(Exercise aim)
Write out each record again exactly as it stands.

(Task material)
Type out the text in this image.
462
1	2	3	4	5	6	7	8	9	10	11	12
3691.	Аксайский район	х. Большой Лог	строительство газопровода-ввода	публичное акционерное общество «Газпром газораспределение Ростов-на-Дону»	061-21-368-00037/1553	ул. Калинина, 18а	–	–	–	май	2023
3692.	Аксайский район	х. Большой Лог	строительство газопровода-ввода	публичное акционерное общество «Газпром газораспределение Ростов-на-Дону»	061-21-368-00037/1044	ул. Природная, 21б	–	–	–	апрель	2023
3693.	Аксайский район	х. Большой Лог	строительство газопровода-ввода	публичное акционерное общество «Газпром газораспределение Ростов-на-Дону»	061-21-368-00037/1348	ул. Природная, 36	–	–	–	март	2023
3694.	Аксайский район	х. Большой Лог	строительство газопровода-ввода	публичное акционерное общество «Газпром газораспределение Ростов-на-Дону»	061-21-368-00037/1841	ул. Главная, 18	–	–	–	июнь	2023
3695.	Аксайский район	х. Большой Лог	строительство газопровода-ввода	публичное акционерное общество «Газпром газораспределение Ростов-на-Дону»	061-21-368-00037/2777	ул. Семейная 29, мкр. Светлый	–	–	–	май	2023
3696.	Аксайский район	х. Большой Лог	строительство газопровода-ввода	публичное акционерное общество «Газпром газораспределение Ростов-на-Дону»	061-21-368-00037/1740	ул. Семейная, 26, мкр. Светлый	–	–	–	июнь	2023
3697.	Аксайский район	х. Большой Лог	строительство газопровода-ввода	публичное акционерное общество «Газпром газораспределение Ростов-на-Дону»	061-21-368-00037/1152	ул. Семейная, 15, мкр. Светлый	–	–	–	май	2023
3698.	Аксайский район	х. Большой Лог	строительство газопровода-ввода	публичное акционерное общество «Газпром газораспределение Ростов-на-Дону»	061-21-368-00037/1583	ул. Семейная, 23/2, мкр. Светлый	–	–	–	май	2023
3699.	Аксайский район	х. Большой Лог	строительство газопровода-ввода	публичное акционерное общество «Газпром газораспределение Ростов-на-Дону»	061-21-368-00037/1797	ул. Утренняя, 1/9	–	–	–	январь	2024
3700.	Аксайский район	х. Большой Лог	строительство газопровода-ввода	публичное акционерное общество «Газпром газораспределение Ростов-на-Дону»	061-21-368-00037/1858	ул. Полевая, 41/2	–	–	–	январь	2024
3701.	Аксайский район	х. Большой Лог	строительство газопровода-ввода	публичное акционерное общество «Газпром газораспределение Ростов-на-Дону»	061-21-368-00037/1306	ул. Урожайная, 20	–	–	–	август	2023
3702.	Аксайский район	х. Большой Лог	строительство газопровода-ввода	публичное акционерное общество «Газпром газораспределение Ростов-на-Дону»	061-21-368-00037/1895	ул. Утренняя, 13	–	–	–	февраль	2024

(Solution)
Type out the text in this image.
462
1	2	3	4	5	6	7	8	9	10	11	12
3691.	Аксайский район	х. Большой Лог	строительство газопровода-ввода	публичное акционерное общество «Газпром газораспределение Ростов-на-Дону»	061-21-368-00037/1553	ул. Калинина, 18а	–	–	–	май	2023
3692.	Аксайский район	х. Большой Лог	строительство газопровода-ввода	публичное акционерное общество «Газпром газораспределение Ростов-на-Дону»	061-21-368-00037/1044	ул. Природная, 21б	–	–	–	апрель	2023
3693.	Аксайский район	х. Большой Лог	строительство газопровода-ввода	публичное акционерное общество «Газпром газораспределение Ростов-на-Дону»	061-21-368-00037/1348	ул. Природная, 36	–	–	–	март	2023
3694.	Аксайский район	х. Большой Лог	строительство газопровода-ввода	публичное акционерное общество «Газпром газораспределение Ростов-на-Дону»	061-21-368-00037/1841	ул. Главная, 18	–	–	–	июнь	2023
3695.	Аксайский район	х. Большой Лог	строительство газопровода-ввода	публичное акционерное общество «Газпром газораспределение Ростов-на-Дону»	061-21-368-00037/2777	ул. Семейная 29, мкр. Светлый	–	–	–	май	2023
3696.	Аксайский район	х. Большой Лог	строительство газопровода-ввода	публичное акционерное общество «Газпром газораспределение Ростов-на-Дону»	061-21-368-00037/1740	ул. Семейная, 26, мкр. Светлый	–	–	–	июнь	2023
3697.	Аксайский район	х. Большой Лог	строительство газопровода-ввода	публичное акционерное общество «Газпром газораспределение Ростов-на-Дону»	061-21-368-00037/1152	ул. Семейная, 15, мкр. Светлый	–	–	–	май	2023
3698.	Аксайский район	х. Большой Лог	строительство газопровода-ввода	публичное акционерное общество «Газпром газораспределение Ростов-на-Дону»	061-21-368-00037/1583	ул. Семейная, 23/2, мкр. Светлый	–	–	–	май	2023
3699.	Аксайский район	х. Большой Лог	строительство газопровода-ввода	публичное акционерное общество «Газпром газораспределение Ростов-на-Дону»	061-21-368-00037/1797	ул. Утренняя, 1/9	–	–	–	январь	2024
3700.	Аксайский район	х. Большой Лог	строительство газопровода-ввода	публичное акционерное общество «Газпром газораспределение Ростов-на-Дону»	061-21-368-00037/1858	ул. Полевая, 41/2	–	–	–	январь	2024
3701.	Аксайский район	х. Большой Лог	строительство газопровода-ввода	публичное акционерное общество «Газпром газораспределение Ростов-на-Дону»	061-21-368-00037/1306	ул. Урожайная, 20	–	–	–	август	2023
3702.	Аксайский район	х. Большой Лог	строительство газопровода-ввода	публичное акционерное общество «Газпром газораспределение Ростов-на-Дону»	061-21-368-00037/1895	ул. Утренняя, 13	–	–	–	февраль	2024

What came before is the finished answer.